**Written problem**: Copy out all lines that hold "хозяйства".

**Records for the exercise**:
↓↓↓

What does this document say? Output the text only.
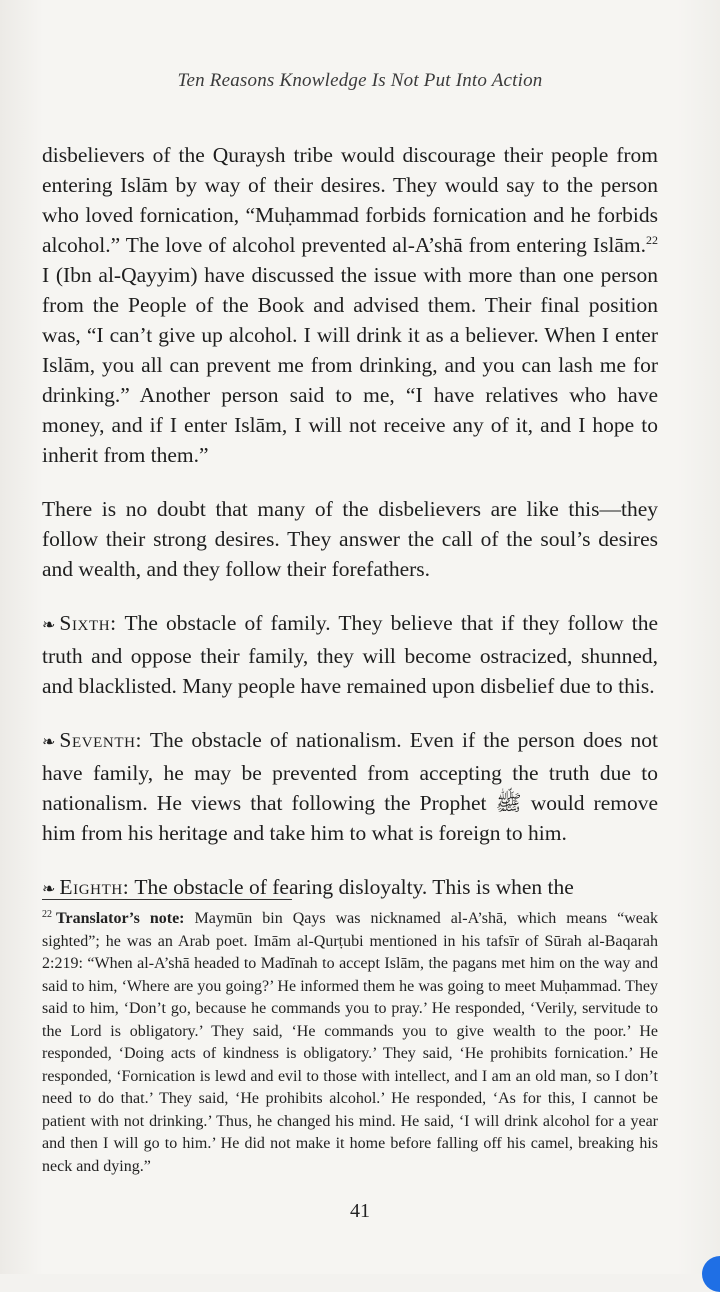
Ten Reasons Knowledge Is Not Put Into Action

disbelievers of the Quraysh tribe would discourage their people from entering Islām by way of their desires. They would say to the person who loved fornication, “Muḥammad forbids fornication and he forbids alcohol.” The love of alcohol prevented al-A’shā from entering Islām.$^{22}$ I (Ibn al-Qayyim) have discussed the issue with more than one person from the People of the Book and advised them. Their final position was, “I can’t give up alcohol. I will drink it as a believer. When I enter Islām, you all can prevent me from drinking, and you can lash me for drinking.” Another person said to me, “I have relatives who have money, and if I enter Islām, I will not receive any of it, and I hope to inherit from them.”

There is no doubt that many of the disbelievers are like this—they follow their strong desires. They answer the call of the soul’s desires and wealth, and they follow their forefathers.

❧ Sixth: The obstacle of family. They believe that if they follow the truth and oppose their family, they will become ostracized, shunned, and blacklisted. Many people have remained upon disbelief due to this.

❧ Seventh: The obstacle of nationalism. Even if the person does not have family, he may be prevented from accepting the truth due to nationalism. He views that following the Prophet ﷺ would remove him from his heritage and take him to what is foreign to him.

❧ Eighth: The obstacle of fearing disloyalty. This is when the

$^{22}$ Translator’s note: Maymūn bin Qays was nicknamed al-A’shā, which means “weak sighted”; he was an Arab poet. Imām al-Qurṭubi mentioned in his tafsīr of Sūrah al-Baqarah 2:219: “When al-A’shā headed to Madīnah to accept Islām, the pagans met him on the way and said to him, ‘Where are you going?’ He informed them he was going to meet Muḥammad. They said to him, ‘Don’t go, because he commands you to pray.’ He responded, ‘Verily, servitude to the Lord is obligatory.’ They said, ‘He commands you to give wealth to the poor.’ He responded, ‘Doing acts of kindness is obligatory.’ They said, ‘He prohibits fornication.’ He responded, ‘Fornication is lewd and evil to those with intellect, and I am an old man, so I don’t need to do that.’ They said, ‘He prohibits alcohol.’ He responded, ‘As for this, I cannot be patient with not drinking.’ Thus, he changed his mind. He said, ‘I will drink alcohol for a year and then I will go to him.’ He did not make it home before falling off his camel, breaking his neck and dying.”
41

↑↑↑
↓↓↓

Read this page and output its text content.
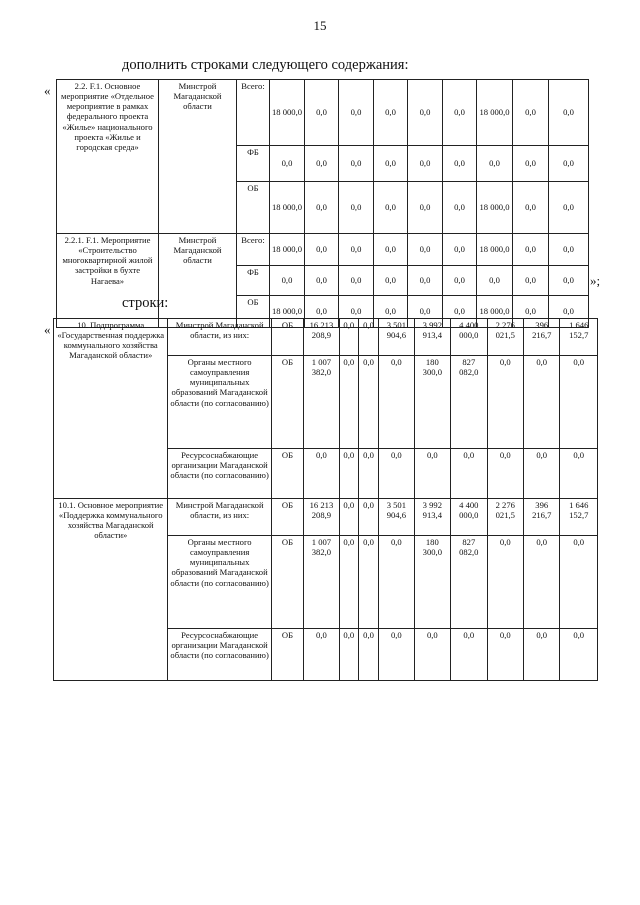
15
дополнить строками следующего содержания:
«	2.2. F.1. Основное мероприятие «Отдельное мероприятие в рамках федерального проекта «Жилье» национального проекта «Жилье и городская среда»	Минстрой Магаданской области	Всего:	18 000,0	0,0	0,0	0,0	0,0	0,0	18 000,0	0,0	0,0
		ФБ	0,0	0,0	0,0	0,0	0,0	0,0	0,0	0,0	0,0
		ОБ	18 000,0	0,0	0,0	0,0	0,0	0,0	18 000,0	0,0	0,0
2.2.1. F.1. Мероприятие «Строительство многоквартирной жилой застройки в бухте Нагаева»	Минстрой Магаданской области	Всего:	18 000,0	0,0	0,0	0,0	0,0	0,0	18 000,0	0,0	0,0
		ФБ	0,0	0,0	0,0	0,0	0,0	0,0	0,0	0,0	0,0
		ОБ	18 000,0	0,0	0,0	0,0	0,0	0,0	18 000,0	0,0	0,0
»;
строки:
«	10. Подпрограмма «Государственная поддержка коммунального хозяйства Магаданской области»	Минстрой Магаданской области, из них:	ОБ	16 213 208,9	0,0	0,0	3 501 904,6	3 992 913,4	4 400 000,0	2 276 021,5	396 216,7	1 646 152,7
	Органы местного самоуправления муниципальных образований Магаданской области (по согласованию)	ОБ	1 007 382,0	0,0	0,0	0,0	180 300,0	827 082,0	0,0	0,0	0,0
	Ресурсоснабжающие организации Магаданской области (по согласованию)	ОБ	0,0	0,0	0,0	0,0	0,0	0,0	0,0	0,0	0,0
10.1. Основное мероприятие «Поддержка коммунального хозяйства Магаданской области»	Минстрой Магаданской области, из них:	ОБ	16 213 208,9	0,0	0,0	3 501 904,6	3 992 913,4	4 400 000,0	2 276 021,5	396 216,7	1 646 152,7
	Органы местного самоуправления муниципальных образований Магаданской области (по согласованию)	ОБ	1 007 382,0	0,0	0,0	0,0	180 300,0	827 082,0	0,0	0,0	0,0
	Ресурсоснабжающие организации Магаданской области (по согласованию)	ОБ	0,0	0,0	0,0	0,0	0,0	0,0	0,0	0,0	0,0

↑↑↑

**Answer to this task**:
«	10. Подпрограмма «Государственная поддержка коммунального хозяйства Магаданской области»	Минстрой Магаданской области, из них:	ОБ	16 213 208,9	0,0	0,0	3 501 904,6	3 992 913,4	4 400 000,0	2 276 021,5	396 216,7	1 646 152,7
10.1. Основное мероприятие «Поддержка коммунального хозяйства Магаданской области»	Минстрой Магаданской области, из них:	ОБ	16 213 208,9	0,0	0,0	3 501 904,6	3 992 913,4	4 400 000,0	2 276 021,5	396 216,7	1 646 152,7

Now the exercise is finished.